***** The input *****

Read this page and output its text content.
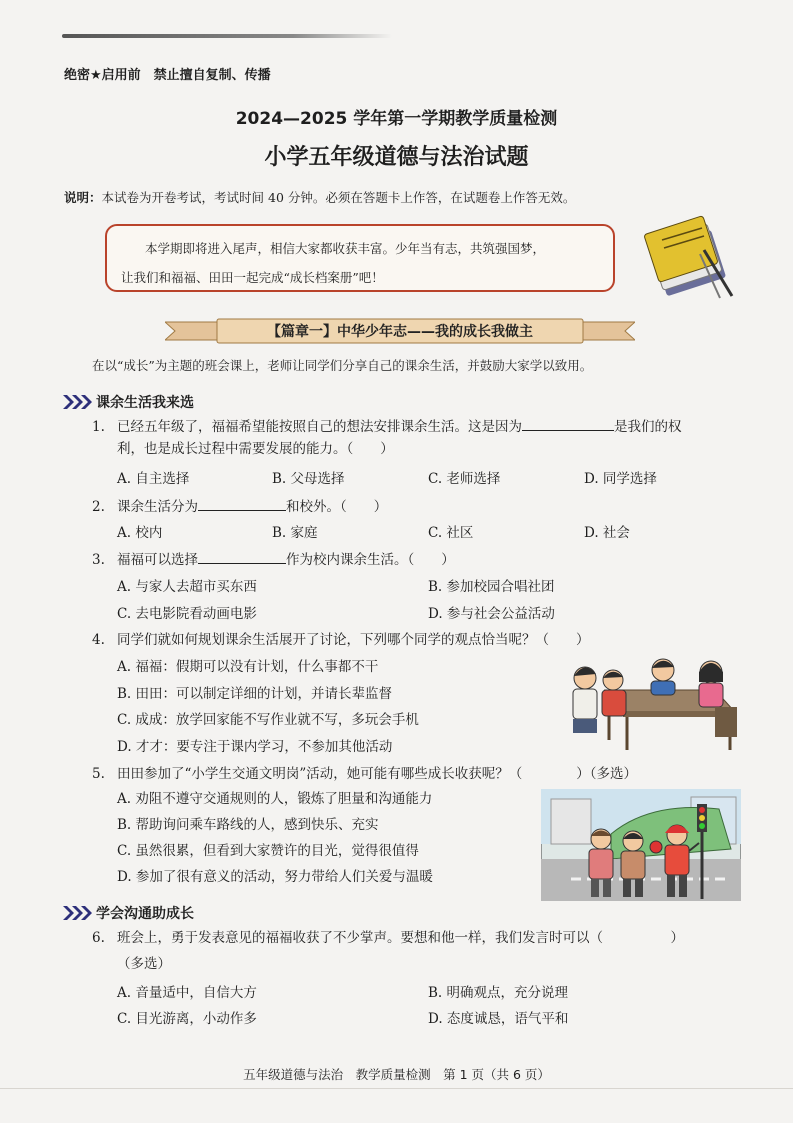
绝密★启用前　禁止擅自复制、传播
2024—2025 学年第一学期教学质量检测
小学五年级道德与法治试题
说明：本试卷为开卷考试，考试时间 40 分钟。必须在答题卡上作答，在试题卷上作答无效。

本学期即将进入尾声，相信大家都收获丰富。少年当有志，共筑强国梦，

让我们和福福、田田一起完成“成长档案册”吧！

【篇章一】中华少年志——我的成长我做主
在以“成长”为主题的班会课上，老师让同学们分享自己的课余生活，并鼓励大家学以致用。
课余生活我来选
1. 已经五年级了，福福希望能按照自己的想法安排课余生活。这是因为	是我们的权
利，也是成长过程中需要发展的能力。（　　）
A. 自主选择	B. 父母选择	C. 老师选择	D. 同学选择
2. 课余生活分为	和校外。（　　）
A. 校内	B. 家庭	C. 社区	D. 社会
3. 福福可以选择	作为校内课余生活。（　　）
A. 与家人去超市买东西	B. 参加校园合唱社团
C. 去电影院看动画电影	D. 参与社会公益活动
4. 同学们就如何规划课余生活展开了讨论，下列哪个同学的观点恰当呢？（　　）
A. 福福：假期可以没有计划，什么事都不干
B. 田田：可以制定详细的计划，并请长辈监督
C. 成成：放学回家能不写作业就不写，多玩会手机
D. 才才：要专注于课内学习，不参加其他活动
5. 田田参加了“小学生交通文明岗”活动，她可能有哪些成长收获呢？（　　　　）（多选）
A. 劝阻不遵守交通规则的人，锻炼了胆量和沟通能力
B. 帮助询问乘车路线的人，感到快乐、充实
C. 虽然很累，但看到大家赞许的目光，觉得很值得
D. 参加了很有意义的活动，努力带给人们关爱与温暖
学会沟通助成长
6. 班会上，勇于发表意见的福福收获了不少掌声。要想和他一样，我们发言时可以（　　　　　）
（多选）
A. 音量适中，自信大方	B. 明确观点，充分说理
C. 目光游离，小动作多	D. 态度诚恳，语气平和
五年级道德与法治　教学质量检测　第 1 页（共 6 页）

*****

▸ What is being asked
Make an exact copy of the data, leaving its pictures out.

▸ The solution
Read this page and output its text content.
绝密★启用前　禁止擅自复制、传播
2024—2025 学年第一学期教学质量检测
小学五年级道德与法治试题
说明：本试卷为开卷考试，考试时间 40 分钟。必须在答题卡上作答，在试题卷上作答无效。

本学期即将进入尾声，相信大家都收获丰富。少年当有志，共筑强国梦，

让我们和福福、田田一起完成“成长档案册”吧！

【篇章一】中华少年志——我的成长我做主
在以“成长”为主题的班会课上，老师让同学们分享自己的课余生活，并鼓励大家学以致用。
课余生活我来选
1. 已经五年级了，福福希望能按照自己的想法安排课余生活。这是因为	是我们的权
利，也是成长过程中需要发展的能力。（　　）
A. 自主选择	B. 父母选择	C. 老师选择	D. 同学选择
2. 课余生活分为	和校外。（　　）
A. 校内	B. 家庭	C. 社区	D. 社会
3. 福福可以选择	作为校内课余生活。（　　）
A. 与家人去超市买东西	B. 参加校园合唱社团
C. 去电影院看动画电影	D. 参与社会公益活动
4. 同学们就如何规划课余生活展开了讨论，下列哪个同学的观点恰当呢？（　　）
A. 福福：假期可以没有计划，什么事都不干
B. 田田：可以制定详细的计划，并请长辈监督
C. 成成：放学回家能不写作业就不写，多玩会手机
D. 才才：要专注于课内学习，不参加其他活动
5. 田田参加了“小学生交通文明岗”活动，她可能有哪些成长收获呢？（　　　　）（多选）
A. 劝阻不遵守交通规则的人，锻炼了胆量和沟通能力
B. 帮助询问乘车路线的人，感到快乐、充实
C. 虽然很累，但看到大家赞许的目光，觉得很值得
D. 参加了很有意义的活动，努力带给人们关爱与温暖
学会沟通助成长
6. 班会上，勇于发表意见的福福收获了不少掌声。要想和他一样，我们发言时可以（　　　　　）
（多选）
A. 音量适中，自信大方	B. 明确观点，充分说理
C. 目光游离，小动作多	D. 态度诚恳，语气平和
五年级道德与法治　教学质量检测　第 1 页（共 6 页）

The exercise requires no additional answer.